┌─ Material for this task
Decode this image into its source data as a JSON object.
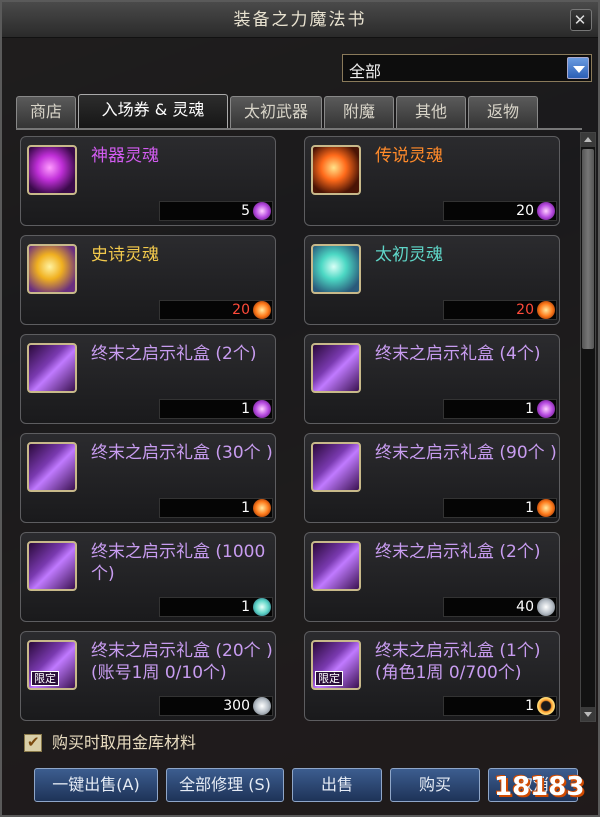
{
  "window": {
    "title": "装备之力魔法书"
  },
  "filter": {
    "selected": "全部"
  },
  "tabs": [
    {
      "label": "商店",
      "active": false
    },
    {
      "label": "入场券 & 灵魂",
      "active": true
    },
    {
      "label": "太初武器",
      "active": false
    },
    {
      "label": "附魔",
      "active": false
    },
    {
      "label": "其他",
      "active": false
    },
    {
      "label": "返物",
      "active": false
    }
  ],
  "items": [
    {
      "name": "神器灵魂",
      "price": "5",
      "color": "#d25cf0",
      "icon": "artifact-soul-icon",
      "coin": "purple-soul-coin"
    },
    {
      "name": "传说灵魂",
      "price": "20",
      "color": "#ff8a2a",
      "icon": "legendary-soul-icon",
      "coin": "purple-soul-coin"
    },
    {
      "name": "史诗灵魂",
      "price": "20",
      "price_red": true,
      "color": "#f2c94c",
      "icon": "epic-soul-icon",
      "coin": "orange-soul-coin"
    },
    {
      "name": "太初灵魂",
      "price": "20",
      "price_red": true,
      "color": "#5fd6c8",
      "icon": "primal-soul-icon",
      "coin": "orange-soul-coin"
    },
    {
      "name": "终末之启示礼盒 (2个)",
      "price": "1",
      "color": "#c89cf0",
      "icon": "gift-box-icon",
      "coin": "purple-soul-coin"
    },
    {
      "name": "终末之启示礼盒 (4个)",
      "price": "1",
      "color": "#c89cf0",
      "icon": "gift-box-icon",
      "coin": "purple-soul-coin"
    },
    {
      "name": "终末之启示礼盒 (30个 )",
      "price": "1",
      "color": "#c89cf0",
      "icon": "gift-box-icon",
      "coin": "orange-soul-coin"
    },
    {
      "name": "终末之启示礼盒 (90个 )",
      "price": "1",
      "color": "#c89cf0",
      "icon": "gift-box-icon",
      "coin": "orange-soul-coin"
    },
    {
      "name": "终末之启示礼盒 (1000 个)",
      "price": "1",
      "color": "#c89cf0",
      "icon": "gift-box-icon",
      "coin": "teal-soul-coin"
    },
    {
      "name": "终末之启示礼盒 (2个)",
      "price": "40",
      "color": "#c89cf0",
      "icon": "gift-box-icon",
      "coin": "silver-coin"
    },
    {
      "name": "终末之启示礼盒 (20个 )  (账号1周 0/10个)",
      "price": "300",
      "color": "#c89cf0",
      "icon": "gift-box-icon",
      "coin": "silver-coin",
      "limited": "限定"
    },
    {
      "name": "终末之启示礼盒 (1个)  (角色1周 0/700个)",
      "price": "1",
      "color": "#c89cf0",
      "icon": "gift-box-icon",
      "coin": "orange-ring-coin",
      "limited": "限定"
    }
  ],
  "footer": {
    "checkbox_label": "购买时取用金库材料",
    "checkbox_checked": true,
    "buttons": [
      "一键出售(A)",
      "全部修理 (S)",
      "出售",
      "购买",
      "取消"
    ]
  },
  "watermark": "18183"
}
└─
┌─ Material for this task
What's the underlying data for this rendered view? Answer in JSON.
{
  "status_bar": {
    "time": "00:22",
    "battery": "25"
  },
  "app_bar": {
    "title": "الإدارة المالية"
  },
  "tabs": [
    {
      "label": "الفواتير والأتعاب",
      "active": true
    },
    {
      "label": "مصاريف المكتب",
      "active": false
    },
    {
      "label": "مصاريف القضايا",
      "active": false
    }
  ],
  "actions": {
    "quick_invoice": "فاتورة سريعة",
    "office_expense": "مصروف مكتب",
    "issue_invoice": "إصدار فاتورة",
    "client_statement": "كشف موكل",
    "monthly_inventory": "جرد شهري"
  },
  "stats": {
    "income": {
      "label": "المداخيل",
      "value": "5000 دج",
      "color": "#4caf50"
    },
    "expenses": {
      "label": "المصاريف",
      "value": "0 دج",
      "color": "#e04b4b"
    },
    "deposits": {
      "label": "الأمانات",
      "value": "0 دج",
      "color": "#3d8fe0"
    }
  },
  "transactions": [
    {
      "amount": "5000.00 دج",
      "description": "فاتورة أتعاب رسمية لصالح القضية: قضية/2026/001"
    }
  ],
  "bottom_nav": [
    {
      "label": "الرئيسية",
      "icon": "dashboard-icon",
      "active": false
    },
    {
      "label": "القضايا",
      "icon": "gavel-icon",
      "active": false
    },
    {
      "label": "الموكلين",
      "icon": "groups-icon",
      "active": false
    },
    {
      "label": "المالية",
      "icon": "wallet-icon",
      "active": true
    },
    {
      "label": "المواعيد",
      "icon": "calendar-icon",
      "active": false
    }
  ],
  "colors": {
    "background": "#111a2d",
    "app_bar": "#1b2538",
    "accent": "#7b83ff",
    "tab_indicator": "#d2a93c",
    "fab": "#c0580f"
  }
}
└─
> [Set exercise]:
Copy out every line from the material above in which the word "name" appears.

> [Correct response]:
      "name": "神器灵魂",
      "name": "传说灵魂",
      "name": "史诗灵魂",
      "name": "太初灵魂",
      "name": "终末之启示礼盒 (2个)",
      "name": "终末之启示礼盒 (4个)",
      "name": "终末之启示礼盒 (30个 )",
      "name": "终末之启示礼盒 (90个 )",
      "name": "终末之启示礼盒 (1000 个)",
      "name": "终末之启示礼盒 (2个)",
      "name": "终末之启示礼盒 (20个 )  (账号1周 0/10个)",
      "name": "终末之启示礼盒 (1个)  (角色1周 0/700个)",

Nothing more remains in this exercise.